GIVEN EXERCISE:
Return each line in the records below that contains the word "protective". Matches must have the same case.
━━━━━━━━━━
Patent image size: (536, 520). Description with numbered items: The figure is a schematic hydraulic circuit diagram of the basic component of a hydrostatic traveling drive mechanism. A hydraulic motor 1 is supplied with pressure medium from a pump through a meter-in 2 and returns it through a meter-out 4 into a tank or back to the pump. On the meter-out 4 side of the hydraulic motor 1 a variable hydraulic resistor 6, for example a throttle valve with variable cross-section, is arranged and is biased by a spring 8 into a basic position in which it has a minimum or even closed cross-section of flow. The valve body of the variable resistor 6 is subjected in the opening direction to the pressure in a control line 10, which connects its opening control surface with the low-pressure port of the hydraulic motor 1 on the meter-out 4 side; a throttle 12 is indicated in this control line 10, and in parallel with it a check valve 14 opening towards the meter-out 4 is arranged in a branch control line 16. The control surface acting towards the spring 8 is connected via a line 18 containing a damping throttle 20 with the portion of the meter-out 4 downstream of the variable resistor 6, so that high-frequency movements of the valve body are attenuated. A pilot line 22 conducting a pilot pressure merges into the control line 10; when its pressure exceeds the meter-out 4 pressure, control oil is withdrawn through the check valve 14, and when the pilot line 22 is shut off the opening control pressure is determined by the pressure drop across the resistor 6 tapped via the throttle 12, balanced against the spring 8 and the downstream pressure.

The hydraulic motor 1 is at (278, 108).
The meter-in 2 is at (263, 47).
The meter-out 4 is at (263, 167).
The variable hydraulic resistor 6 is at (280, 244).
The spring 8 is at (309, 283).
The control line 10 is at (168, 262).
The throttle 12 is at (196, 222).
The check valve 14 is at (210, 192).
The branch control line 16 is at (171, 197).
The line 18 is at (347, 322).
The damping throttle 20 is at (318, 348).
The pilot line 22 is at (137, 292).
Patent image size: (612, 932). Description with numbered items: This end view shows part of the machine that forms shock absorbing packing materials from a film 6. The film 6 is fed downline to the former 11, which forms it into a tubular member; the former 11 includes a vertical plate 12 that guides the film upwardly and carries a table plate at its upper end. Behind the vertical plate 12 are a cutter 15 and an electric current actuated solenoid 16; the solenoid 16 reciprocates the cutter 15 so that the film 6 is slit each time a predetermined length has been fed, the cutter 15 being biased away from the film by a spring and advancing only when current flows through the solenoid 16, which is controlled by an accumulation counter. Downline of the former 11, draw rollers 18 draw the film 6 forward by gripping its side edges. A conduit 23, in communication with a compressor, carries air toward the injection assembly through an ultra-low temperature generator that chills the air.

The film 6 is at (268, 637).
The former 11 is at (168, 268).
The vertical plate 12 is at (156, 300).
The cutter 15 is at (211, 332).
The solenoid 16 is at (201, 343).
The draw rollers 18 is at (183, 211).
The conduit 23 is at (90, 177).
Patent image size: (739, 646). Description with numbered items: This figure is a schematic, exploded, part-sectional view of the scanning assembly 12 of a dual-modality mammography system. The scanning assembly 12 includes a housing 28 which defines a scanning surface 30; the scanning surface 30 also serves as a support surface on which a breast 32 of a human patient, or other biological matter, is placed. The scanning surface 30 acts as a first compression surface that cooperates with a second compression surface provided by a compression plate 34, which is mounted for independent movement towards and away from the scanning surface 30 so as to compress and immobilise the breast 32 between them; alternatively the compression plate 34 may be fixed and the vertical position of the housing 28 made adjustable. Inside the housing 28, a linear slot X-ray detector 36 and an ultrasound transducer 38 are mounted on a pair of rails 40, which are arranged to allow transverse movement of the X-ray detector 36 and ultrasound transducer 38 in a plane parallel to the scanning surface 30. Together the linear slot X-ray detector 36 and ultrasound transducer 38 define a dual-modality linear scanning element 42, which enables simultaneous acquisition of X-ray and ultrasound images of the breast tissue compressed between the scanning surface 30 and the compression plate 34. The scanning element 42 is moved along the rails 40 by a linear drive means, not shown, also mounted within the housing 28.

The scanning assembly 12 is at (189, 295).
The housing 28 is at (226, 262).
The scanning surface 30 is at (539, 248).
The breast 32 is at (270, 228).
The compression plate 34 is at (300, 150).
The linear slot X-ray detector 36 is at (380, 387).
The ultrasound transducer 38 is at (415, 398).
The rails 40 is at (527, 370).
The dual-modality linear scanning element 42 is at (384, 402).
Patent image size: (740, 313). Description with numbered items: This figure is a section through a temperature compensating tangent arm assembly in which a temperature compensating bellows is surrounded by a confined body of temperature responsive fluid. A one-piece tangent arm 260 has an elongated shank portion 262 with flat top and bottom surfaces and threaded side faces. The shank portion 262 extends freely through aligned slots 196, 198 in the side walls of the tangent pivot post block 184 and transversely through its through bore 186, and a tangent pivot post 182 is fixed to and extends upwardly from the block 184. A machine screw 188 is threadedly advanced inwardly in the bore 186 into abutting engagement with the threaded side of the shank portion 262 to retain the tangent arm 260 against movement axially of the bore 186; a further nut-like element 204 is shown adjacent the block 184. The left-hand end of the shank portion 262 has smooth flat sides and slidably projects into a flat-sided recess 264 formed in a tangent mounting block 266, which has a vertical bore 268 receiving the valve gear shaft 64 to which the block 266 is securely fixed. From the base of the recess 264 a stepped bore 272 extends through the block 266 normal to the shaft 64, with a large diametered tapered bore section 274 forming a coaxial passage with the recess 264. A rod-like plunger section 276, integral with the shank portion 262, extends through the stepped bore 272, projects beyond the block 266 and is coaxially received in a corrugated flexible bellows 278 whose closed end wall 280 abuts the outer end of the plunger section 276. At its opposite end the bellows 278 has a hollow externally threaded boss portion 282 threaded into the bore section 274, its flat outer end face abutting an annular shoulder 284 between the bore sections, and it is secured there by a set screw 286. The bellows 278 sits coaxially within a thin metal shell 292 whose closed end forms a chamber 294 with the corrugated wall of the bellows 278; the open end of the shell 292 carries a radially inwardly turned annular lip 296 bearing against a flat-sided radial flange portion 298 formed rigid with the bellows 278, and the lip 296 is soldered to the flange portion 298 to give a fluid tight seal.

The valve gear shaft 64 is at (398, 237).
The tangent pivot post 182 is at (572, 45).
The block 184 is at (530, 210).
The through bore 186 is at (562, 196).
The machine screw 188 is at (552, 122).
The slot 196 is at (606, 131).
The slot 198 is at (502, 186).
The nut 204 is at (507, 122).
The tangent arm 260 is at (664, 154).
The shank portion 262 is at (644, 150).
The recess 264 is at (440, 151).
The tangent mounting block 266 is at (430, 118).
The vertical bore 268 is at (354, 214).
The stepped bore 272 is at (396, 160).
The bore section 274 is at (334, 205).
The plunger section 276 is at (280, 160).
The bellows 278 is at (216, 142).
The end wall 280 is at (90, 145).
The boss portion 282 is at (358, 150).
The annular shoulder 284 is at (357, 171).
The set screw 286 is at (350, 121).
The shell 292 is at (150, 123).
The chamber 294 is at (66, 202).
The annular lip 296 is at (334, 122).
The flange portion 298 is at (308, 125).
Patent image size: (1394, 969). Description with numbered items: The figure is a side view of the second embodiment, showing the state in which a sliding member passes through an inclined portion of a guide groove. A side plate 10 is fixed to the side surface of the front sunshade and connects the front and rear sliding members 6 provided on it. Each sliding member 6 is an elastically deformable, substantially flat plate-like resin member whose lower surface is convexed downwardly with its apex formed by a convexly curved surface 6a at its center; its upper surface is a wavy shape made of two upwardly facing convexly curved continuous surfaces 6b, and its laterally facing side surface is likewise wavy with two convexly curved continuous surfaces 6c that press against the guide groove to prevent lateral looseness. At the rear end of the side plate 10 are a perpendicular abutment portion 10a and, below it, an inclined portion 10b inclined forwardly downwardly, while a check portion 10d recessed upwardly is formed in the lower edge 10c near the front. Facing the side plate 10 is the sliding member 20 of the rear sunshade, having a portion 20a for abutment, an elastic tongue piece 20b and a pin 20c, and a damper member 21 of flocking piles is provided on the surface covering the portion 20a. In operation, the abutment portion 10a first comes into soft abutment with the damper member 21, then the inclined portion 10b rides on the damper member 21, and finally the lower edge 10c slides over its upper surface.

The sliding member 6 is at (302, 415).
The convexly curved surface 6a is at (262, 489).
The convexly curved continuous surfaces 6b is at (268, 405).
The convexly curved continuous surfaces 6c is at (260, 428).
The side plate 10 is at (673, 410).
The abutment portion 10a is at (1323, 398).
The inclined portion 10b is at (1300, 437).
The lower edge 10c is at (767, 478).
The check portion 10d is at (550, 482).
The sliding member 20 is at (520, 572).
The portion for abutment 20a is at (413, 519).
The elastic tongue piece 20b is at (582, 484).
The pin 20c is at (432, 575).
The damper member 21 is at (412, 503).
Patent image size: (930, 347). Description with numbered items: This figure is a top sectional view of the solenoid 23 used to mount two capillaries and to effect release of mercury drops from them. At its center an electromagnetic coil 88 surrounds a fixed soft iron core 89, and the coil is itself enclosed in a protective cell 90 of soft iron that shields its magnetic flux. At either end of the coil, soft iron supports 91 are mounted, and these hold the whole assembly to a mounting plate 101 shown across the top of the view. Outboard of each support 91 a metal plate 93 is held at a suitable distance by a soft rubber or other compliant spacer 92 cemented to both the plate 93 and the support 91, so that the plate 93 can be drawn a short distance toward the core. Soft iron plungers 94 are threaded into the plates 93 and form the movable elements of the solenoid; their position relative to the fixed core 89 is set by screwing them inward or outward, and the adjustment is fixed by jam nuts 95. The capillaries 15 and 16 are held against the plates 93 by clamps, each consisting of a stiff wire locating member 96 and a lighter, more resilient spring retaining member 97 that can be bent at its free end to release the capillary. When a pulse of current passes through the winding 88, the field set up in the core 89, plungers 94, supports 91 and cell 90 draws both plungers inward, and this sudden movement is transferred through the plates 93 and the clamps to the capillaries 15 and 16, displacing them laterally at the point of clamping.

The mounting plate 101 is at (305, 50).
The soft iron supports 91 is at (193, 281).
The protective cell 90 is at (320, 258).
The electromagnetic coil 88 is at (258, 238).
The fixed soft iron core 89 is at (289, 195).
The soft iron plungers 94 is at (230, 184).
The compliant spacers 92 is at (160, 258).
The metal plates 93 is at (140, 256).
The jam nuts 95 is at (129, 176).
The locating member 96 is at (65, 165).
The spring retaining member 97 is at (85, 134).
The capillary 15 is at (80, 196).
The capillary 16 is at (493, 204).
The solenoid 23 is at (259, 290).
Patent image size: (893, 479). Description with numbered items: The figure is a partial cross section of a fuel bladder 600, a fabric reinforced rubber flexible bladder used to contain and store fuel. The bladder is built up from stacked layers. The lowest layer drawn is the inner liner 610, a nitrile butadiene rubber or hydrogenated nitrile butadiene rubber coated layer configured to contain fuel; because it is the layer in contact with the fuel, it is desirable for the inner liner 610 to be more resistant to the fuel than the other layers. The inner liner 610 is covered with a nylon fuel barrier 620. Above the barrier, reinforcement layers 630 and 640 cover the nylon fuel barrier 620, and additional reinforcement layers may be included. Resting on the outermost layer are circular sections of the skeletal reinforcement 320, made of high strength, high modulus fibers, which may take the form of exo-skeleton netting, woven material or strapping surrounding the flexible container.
━━━━━━━━━━
COMPLETE OUTPUT:
Patent image size: (930, 347). Description with numbered items: This figure is a top sectional view of the solenoid 23 used to mount two capillaries and to effect release of mercury drops from them. At its center an electromagnetic coil 88 surrounds a fixed soft iron core 89, and the coil is itself enclosed in a protective cell 90 of soft iron that shields its magnetic flux. At either end of the coil, soft iron supports 91 are mounted, and these hold the whole assembly to a mounting plate 101 shown across the top of the view. Outboard of each support 91 a metal plate 93 is held at a suitable distance by a soft rubber or other compliant spacer 92 cemented to both the plate 93 and the support 91, so that the plate 93 can be drawn a short distance toward the core. Soft iron plungers 94 are threaded into the plates 93 and form the movable elements of the solenoid; their position relative to the fixed core 89 is set by screwing them inward or outward, and the adjustment is fixed by jam nuts 95. The capillaries 15 and 16 are held against the plates 93 by clamps, each consisting of a stiff wire locating member 96 and a lighter, more resilient spring retaining member 97 that can be bent at its free end to release the capillary. When a pulse of current passes through the winding 88, the field set up in the core 89, plungers 94, supports 91 and cell 90 draws both plungers inward, and this sudden movement is transferred through the plates 93 and the clamps to the capillaries 15 and 16, displacing them laterally at the point of clamping.
The protective cell 90 is at (320, 258).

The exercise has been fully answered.